— START OF RECORDS —

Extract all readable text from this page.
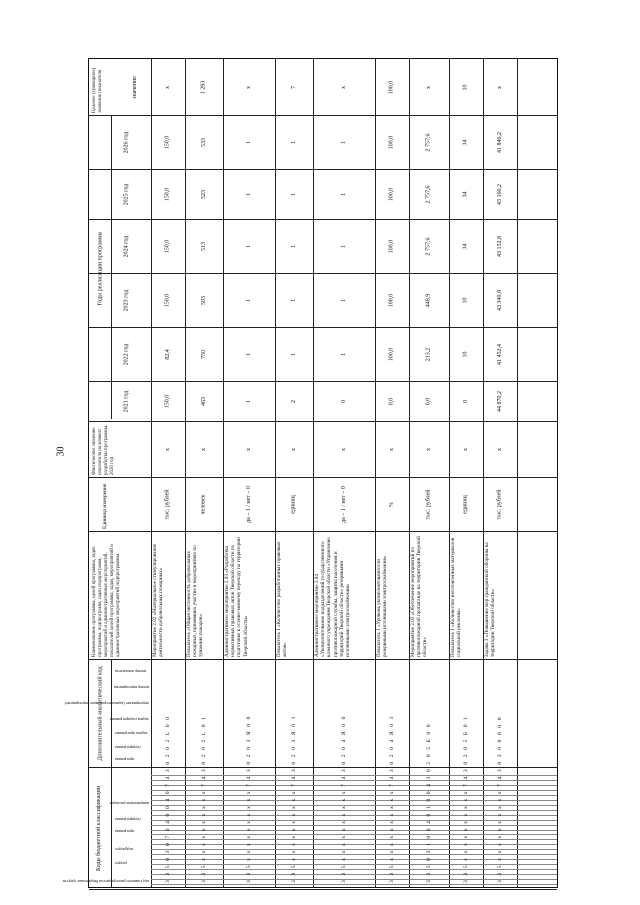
30
Целевое (суммарное) значение показателя	значение
Годы реализации программы
2026 год
2025 год
2024 год
2023 год
2022 год
2021 год
Фактическое значение показателя на момент разработки программы, 2020 год
Единица измерения
Наименование программы, целей программы, задач программы, подпрограмм, задач подпрограмм, мероприятий и административных мероприятий, показателей целей программы, задач, мероприятий и административных мероприятий подпрограммы
Дополнительный аналитический код
Коды бюджетной классификации
код главного распорядителя бюджетных средств
раздел
подраздел
программа
подпрограмма
направление расходов
программа
подпрограмма
задача программы
задача подпрограммы
мероприятие (административное мероприятие)
номер мероприятия
номер показателя
х
150,0
150,0
150,0
150,0
82,4
150,0
х
тыс. рублей
Мероприятие 2.02 «Материальное стимулирование деятельности добровольных пожарных»
3 3 5 0 3 0 7 0 4 0 0 4 0 7 4 3 0 2 0 2 L 0 0
1 283
533
523
513
503
750
463
х
человек
Показатель «Общая численность добровольных пожарных, принявших участие в мероприятиях по тушению пожаров»
3 3 5 x x x x x x x x x x 7 4 3 0 2 0 2 L 0 1
х
1
1
1
1
1
1
х
да – 1 / нет – 0
Административное мероприятие 2.03 «Разработка нормативных правовых актов Тверской области по подготовке к осенне-зимнему переходу на территории Тверской области»
3 3 5 x x x x x x x x x x 7 4 3 0 2 0 3 Я 0 0
7
1
1
1
1
1
2
х
единиц
Показатель 1 «Количество разработанных правовых актов»
3 3 5 x x x x x x x x x x 7 4 3 0 2 0 3 Я 0 1
х
1
1
1
1
1
0
х
да – 1 / нет – 0
Административное мероприятие 2.04 «Укомплектование подразделений государственного казенного учреждения Тверской области «Управление противопожарной службы, защиты населения и территорий Тверской области» резервными источниками электроснабжения»
3 3 5 x x x x x x x x x x 7 4 3 0 2 0 4 Я 0 0
100,0
100,0
100,0
100,0
100,0
100,0
0,0
х
%
Показатель 1 «Уровень укомплектованности резервными источниками электроснабжения»
3 3 5 x x x x x x x x x x 7 4 3 0 2 0 4 Я 0 1
х
2 757,6
2 757,6
2 757,6
448,9
213,2
0,0
х
тыс. рублей
Мероприятие 2.05 «Обеспечение мероприятий по противопожарной пропаганде на территории Тверской области»
3 3 5 0 3 1 0 0 4 0 1 0 0 4 3 0 2 0 5 Б 0 0
10
34
34
34
10
10
0
х
единиц
Показатель 1 «Количество изготовленных материалов социальной рекламы»
3 3 5 x x x x x x x x x x 7 4 3 0 2 0 5 Б 0 1
х
41 846,2
43 166,2
43 152,8
43 340,8
41 452,4
44 870,2
х
тыс. рублей
Задача 3 «Повышение мер гражданской обороны на территории Тверской области»
3 3 5 x x x x x x x x x x 7 4 3 0 3 0 0 0 0 0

— END OF RECORDS —

### PROBLEM REQUIREMENTS
Copy all the entries word for word. Omit any pictures.

### TASK SOLUTION
Extract all readable text from this page.
30
Целевое (суммарное) значение показателя	значение
Годы реализации программы
2026 год
2025 год
2024 год
2023 год
2022 год
2021 год
Фактическое значение показателя на момент разработки программы, 2020 год
Единица измерения
Наименование программы, целей программы, задач программы, подпрограмм, задач подпрограмм, мероприятий и административных мероприятий, показателей целей программы, задач, мероприятий и административных мероприятий подпрограммы
Дополнительный аналитический код
Коды бюджетной классификации
код главного распорядителя бюджетных средств
раздел
подраздел
программа
подпрограмма
направление расходов
программа
подпрограмма
задача программы
задача подпрограммы
мероприятие (административное мероприятие)
номер мероприятия
номер показателя
х
150,0
150,0
150,0
150,0
82,4
150,0
х
тыс. рублей
Мероприятие 2.02 «Материальное стимулирование деятельности добровольных пожарных»
3 3 5 0 3 0 7 0 4 0 0 4 0 7 4 3 0 2 0 2 L 0 0
1 283
533
523
513
503
750
463
х
человек
Показатель «Общая численность добровольных пожарных, принявших участие в мероприятиях по тушению пожаров»
3 3 5 x x x x x x x x x x 7 4 3 0 2 0 2 L 0 1
х
1
1
1
1
1
1
х
да – 1 / нет – 0
Административное мероприятие 2.03 «Разработка нормативных правовых актов Тверской области по подготовке к осенне-зимнему переходу на территории Тверской области»
3 3 5 x x x x x x x x x x 7 4 3 0 2 0 3 Я 0 0
7
1
1
1
1
1
2
х
единиц
Показатель 1 «Количество разработанных правовых актов»
3 3 5 x x x x x x x x x x 7 4 3 0 2 0 3 Я 0 1
х
1
1
1
1
1
0
х
да – 1 / нет – 0
Административное мероприятие 2.04 «Укомплектование подразделений государственного казенного учреждения Тверской области «Управление противопожарной службы, защиты населения и территорий Тверской области» резервными источниками электроснабжения»
3 3 5 x x x x x x x x x x 7 4 3 0 2 0 4 Я 0 0
100,0
100,0
100,0
100,0
100,0
100,0
0,0
х
%
Показатель 1 «Уровень укомплектованности резервными источниками электроснабжения»
3 3 5 x x x x x x x x x x 7 4 3 0 2 0 4 Я 0 1
х
2 757,6
2 757,6
2 757,6
448,9
213,2
0,0
х
тыс. рублей
Мероприятие 2.05 «Обеспечение мероприятий по противопожарной пропаганде на территории Тверской области»
3 3 5 0 3 1 0 0 4 0 1 0 0 4 3 0 2 0 5 Б 0 0
10
34
34
34
10
10
0
х
единиц
Показатель 1 «Количество изготовленных материалов социальной рекламы»
3 3 5 x x x x x x x x x x 7 4 3 0 2 0 5 Б 0 1
х
41 846,2
43 166,2
43 152,8
43 340,8
41 452,4
44 870,2
х
тыс. рублей
Задача 3 «Повышение мер гражданской обороны на территории Тверской области»
3 3 5 x x x x x x x x x x 7 4 3 0 3 0 0 0 0 0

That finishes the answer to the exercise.